(Exercise data)

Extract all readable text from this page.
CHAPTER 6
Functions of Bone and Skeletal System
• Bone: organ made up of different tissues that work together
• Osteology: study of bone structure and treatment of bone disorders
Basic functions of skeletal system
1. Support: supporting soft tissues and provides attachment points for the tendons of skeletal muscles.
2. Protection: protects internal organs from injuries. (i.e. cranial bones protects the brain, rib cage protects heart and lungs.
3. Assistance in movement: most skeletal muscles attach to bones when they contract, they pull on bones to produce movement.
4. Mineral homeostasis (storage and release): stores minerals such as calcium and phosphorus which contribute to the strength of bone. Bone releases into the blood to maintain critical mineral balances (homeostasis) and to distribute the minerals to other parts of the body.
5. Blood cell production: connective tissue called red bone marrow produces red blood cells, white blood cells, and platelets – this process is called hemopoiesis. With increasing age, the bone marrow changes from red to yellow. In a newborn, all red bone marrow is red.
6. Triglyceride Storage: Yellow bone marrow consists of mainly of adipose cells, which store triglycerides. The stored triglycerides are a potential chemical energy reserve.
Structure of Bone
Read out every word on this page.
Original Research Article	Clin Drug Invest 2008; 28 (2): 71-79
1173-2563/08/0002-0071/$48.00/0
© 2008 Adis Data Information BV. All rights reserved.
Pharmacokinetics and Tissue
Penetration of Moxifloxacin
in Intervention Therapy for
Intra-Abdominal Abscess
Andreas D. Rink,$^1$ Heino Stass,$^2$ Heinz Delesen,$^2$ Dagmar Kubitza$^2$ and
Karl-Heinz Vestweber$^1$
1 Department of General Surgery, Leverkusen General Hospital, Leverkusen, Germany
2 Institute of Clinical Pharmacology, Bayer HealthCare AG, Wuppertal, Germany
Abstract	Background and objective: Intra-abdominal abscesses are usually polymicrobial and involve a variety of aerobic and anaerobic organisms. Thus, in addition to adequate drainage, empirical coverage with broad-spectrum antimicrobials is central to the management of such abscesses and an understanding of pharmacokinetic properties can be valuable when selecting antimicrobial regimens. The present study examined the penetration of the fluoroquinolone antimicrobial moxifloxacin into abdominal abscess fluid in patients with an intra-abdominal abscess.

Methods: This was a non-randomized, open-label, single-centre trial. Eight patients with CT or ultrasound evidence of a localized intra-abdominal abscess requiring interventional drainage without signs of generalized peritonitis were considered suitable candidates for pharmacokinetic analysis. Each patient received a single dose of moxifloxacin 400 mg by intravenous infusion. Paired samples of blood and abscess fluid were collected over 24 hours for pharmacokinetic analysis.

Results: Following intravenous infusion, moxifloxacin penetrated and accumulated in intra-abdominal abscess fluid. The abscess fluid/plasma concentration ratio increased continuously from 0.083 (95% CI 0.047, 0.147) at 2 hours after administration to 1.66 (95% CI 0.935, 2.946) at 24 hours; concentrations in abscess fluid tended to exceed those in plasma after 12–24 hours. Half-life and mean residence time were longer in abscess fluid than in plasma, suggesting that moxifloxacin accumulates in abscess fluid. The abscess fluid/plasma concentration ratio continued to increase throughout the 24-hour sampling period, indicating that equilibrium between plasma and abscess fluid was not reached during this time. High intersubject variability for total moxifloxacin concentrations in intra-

(End Exercise data)

Task item: In this exercise, give every record above again exactly.

Problem solution:
Extract all readable text from this page.
CHAPTER 6
Functions of Bone and Skeletal System
• Bone: organ made up of different tissues that work together
• Osteology: study of bone structure and treatment of bone disorders
Basic functions of skeletal system
1. Support: supporting soft tissues and provides attachment points for the tendons of skeletal muscles.
2. Protection: protects internal organs from injuries. (i.e. cranial bones protects the brain, rib cage protects heart and lungs.
3. Assistance in movement: most skeletal muscles attach to bones when they contract, they pull on bones to produce movement.
4. Mineral homeostasis (storage and release): stores minerals such as calcium and phosphorus which contribute to the strength of bone. Bone releases into the blood to maintain critical mineral balances (homeostasis) and to distribute the minerals to other parts of the body.
5. Blood cell production: connective tissue called red bone marrow produces red blood cells, white blood cells, and platelets – this process is called hemopoiesis. With increasing age, the bone marrow changes from red to yellow. In a newborn, all red bone marrow is red.
6. Triglyceride Storage: Yellow bone marrow consists of mainly of adipose cells, which store triglycerides. The stored triglycerides are a potential chemical energy reserve.
Structure of Bone
Read out every word on this page.
Original Research Article	Clin Drug Invest 2008; 28 (2): 71-79
1173-2563/08/0002-0071/$48.00/0
© 2008 Adis Data Information BV. All rights reserved.
Pharmacokinetics and Tissue
Penetration of Moxifloxacin
in Intervention Therapy for
Intra-Abdominal Abscess
Andreas D. Rink,$^1$ Heino Stass,$^2$ Heinz Delesen,$^2$ Dagmar Kubitza$^2$ and
Karl-Heinz Vestweber$^1$
1 Department of General Surgery, Leverkusen General Hospital, Leverkusen, Germany
2 Institute of Clinical Pharmacology, Bayer HealthCare AG, Wuppertal, Germany
Abstract	Background and objective: Intra-abdominal abscesses are usually polymicrobial and involve a variety of aerobic and anaerobic organisms. Thus, in addition to adequate drainage, empirical coverage with broad-spectrum antimicrobials is central to the management of such abscesses and an understanding of pharmacokinetic properties can be valuable when selecting antimicrobial regimens. The present study examined the penetration of the fluoroquinolone antimicrobial moxifloxacin into abdominal abscess fluid in patients with an intra-abdominal abscess.

Methods: This was a non-randomized, open-label, single-centre trial. Eight patients with CT or ultrasound evidence of a localized intra-abdominal abscess requiring interventional drainage without signs of generalized peritonitis were considered suitable candidates for pharmacokinetic analysis. Each patient received a single dose of moxifloxacin 400 mg by intravenous infusion. Paired samples of blood and abscess fluid were collected over 24 hours for pharmacokinetic analysis.

Results: Following intravenous infusion, moxifloxacin penetrated and accumulated in intra-abdominal abscess fluid. The abscess fluid/plasma concentration ratio increased continuously from 0.083 (95% CI 0.047, 0.147) at 2 hours after administration to 1.66 (95% CI 0.935, 2.946) at 24 hours; concentrations in abscess fluid tended to exceed those in plasma after 12–24 hours. Half-life and mean residence time were longer in abscess fluid than in plasma, suggesting that moxifloxacin accumulates in abscess fluid. The abscess fluid/plasma concentration ratio continued to increase throughout the 24-hour sampling period, indicating that equilibrium between plasma and abscess fluid was not reached during this time. High intersubject variability for total moxifloxacin concentrations in intra-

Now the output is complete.